------ Material for this task ------

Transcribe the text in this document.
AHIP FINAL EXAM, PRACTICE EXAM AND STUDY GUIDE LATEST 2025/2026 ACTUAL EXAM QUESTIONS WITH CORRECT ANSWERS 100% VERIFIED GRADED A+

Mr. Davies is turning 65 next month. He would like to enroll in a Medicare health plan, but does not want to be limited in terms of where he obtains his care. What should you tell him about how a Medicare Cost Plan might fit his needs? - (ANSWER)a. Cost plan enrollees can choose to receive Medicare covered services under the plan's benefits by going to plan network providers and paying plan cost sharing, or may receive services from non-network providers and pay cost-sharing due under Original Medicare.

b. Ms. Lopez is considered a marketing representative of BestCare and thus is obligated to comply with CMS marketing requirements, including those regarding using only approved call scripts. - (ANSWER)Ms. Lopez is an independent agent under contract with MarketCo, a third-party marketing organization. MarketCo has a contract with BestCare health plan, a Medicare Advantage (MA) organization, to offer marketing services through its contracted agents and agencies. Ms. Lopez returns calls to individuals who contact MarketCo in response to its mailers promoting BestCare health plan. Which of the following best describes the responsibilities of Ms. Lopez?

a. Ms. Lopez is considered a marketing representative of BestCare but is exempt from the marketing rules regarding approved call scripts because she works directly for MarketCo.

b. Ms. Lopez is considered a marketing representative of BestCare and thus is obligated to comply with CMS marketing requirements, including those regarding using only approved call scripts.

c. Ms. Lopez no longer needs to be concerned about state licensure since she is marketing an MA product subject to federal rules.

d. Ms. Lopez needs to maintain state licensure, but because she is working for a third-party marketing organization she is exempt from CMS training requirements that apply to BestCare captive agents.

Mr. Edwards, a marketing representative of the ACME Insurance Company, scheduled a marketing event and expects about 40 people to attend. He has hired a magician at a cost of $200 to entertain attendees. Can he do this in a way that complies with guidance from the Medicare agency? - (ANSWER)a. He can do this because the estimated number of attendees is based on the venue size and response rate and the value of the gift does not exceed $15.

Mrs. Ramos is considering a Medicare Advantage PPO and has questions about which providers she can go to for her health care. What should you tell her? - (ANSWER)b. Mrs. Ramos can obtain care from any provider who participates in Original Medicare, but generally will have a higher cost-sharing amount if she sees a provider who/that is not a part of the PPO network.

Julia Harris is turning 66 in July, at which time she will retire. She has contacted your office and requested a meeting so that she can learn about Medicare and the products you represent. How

------
------ Material for this task ------

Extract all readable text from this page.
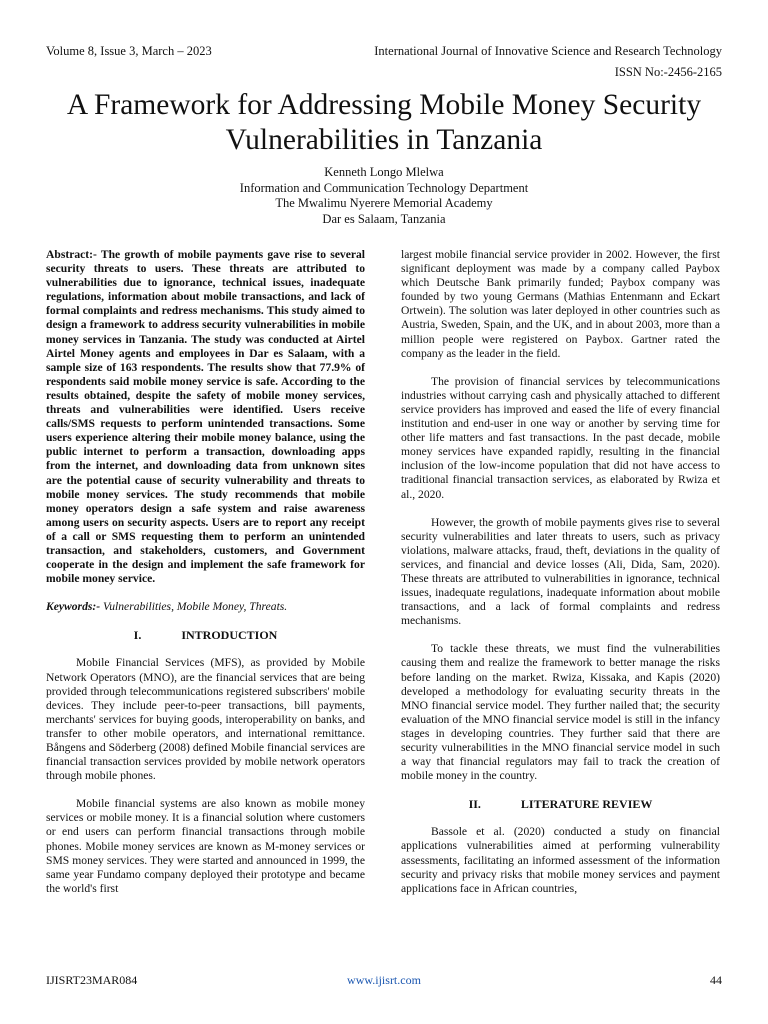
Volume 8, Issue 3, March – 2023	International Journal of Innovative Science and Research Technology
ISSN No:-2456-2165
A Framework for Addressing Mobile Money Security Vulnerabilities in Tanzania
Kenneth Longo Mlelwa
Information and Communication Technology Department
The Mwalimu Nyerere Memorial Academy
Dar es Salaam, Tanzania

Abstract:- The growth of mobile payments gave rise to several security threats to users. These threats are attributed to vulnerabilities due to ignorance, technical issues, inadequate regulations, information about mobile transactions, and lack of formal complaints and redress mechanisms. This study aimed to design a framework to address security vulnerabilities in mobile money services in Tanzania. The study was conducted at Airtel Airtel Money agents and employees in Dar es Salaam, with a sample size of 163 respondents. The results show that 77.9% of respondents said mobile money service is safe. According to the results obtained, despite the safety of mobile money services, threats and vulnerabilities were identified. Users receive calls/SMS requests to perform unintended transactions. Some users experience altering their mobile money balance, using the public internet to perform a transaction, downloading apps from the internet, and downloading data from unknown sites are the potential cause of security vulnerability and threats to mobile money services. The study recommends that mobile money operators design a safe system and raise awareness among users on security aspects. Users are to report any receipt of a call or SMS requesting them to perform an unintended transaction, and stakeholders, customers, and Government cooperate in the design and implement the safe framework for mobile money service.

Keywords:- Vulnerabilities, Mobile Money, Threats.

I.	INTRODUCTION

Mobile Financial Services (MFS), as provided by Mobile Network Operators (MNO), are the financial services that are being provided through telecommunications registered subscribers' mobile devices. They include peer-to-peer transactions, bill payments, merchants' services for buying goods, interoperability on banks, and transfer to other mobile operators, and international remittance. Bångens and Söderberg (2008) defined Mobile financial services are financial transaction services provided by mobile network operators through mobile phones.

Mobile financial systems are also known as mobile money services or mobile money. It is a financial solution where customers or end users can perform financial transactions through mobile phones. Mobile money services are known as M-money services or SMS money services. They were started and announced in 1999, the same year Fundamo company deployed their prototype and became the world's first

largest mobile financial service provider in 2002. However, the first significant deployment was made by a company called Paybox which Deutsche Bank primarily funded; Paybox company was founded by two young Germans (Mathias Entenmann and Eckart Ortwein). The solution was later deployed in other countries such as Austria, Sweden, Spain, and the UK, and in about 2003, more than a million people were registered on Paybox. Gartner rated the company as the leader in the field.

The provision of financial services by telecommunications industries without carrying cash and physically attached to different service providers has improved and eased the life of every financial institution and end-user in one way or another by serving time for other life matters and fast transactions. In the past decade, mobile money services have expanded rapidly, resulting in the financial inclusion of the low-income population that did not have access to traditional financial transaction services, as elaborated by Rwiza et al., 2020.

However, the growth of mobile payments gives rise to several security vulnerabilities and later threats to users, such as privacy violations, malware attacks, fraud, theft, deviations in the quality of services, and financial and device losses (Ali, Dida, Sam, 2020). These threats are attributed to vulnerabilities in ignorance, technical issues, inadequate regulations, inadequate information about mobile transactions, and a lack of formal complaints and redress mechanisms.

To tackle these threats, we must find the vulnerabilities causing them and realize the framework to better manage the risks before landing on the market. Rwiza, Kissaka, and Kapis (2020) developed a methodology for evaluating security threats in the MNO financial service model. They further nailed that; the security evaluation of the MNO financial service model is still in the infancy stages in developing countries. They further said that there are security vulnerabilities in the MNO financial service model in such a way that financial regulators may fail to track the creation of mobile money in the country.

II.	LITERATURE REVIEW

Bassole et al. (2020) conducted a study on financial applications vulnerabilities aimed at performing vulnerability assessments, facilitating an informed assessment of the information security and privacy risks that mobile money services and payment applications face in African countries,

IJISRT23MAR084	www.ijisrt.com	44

------

Work instructions:
Identify every line holding the word "rules" and copy it out.

Answer to the exercise:
a. Ms. Lopez is considered a marketing representative of BestCare but is exempt from the marketing rules regarding approved call scripts because she works directly for MarketCo.
c. Ms. Lopez no longer needs to be concerned about state licensure since she is marketing an MA product subject to federal rules.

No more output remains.